● What needs to be done
Drop the pictures from the entries below, then reproduce the rest exactly.

● Data entries
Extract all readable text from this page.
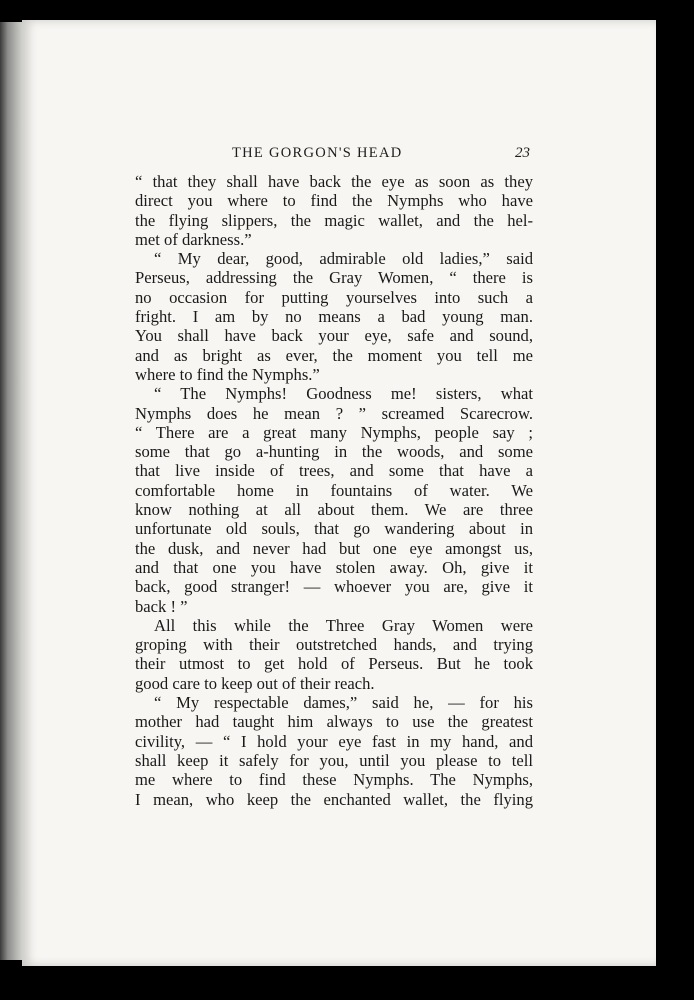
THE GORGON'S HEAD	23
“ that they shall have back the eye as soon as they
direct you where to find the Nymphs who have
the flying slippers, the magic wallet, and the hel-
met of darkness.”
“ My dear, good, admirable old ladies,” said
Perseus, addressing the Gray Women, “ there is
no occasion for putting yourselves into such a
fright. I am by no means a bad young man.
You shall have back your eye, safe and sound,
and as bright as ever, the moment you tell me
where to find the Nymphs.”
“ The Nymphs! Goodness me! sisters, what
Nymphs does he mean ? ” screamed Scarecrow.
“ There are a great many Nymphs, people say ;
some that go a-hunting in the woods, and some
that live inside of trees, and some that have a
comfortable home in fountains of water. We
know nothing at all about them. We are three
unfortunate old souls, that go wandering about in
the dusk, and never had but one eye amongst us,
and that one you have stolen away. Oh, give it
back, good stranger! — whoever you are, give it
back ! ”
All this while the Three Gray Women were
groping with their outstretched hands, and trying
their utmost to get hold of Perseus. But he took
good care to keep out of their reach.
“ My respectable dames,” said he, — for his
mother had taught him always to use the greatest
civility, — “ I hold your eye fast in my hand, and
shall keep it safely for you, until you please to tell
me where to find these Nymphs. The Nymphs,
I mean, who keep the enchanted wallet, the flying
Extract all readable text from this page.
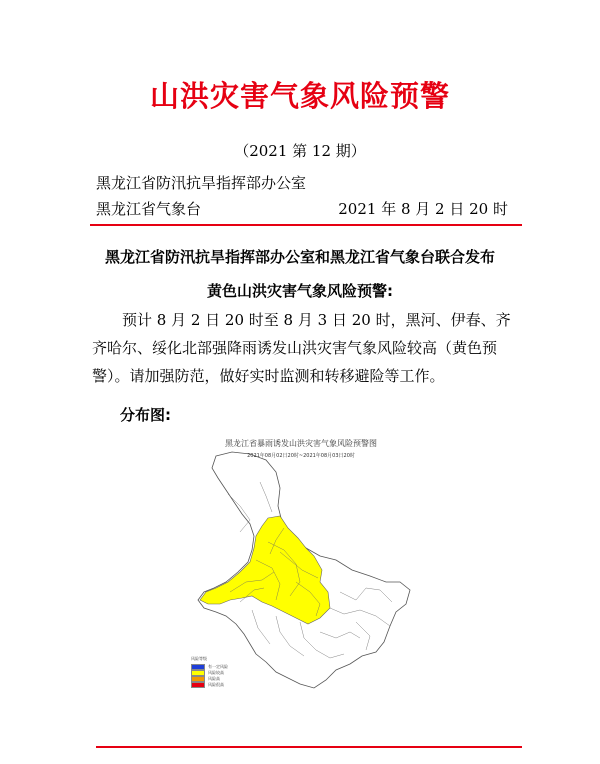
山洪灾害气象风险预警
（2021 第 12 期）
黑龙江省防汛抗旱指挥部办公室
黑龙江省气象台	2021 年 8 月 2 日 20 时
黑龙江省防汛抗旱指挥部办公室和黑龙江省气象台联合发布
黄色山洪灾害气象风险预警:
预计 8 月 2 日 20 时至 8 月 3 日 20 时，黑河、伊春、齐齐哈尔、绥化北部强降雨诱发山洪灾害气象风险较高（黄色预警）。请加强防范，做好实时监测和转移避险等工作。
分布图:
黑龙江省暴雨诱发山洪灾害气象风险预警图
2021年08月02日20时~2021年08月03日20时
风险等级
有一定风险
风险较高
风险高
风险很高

● Solution below
Extract all readable text from this page.
THE GORGON'S HEAD	23
“ that they shall have back the eye as soon as they
direct you where to find the Nymphs who have
the flying slippers, the magic wallet, and the hel-
met of darkness.”
“ My dear, good, admirable old ladies,” said
Perseus, addressing the Gray Women, “ there is
no occasion for putting yourselves into such a
fright. I am by no means a bad young man.
You shall have back your eye, safe and sound,
and as bright as ever, the moment you tell me
where to find the Nymphs.”
“ The Nymphs! Goodness me! sisters, what
Nymphs does he mean ? ” screamed Scarecrow.
“ There are a great many Nymphs, people say ;
some that go a-hunting in the woods, and some
that live inside of trees, and some that have a
comfortable home in fountains of water. We
know nothing at all about them. We are three
unfortunate old souls, that go wandering about in
the dusk, and never had but one eye amongst us,
and that one you have stolen away. Oh, give it
back, good stranger! — whoever you are, give it
back ! ”
All this while the Three Gray Women were
groping with their outstretched hands, and trying
their utmost to get hold of Perseus. But he took
good care to keep out of their reach.
“ My respectable dames,” said he, — for his
mother had taught him always to use the greatest
civility, — “ I hold your eye fast in my hand, and
shall keep it safely for you, until you please to tell
me where to find these Nymphs. The Nymphs,
I mean, who keep the enchanted wallet, the flying
Extract all readable text from this page.
山洪灾害气象风险预警
（2021 第 12 期）
黑龙江省防汛抗旱指挥部办公室
黑龙江省气象台	2021 年 8 月 2 日 20 时
黑龙江省防汛抗旱指挥部办公室和黑龙江省气象台联合发布
黄色山洪灾害气象风险预警:
预计 8 月 2 日 20 时至 8 月 3 日 20 时，黑河、伊春、齐齐哈尔、绥化北部强降雨诱发山洪灾害气象风险较高（黄色预警）。请加强防范，做好实时监测和转移避险等工作。
分布图:
黑龙江省暴雨诱发山洪灾害气象风险预警图
2021年08月02日20时~2021年08月03日20时
风险等级
有一定风险
风险较高
风险高
风险很高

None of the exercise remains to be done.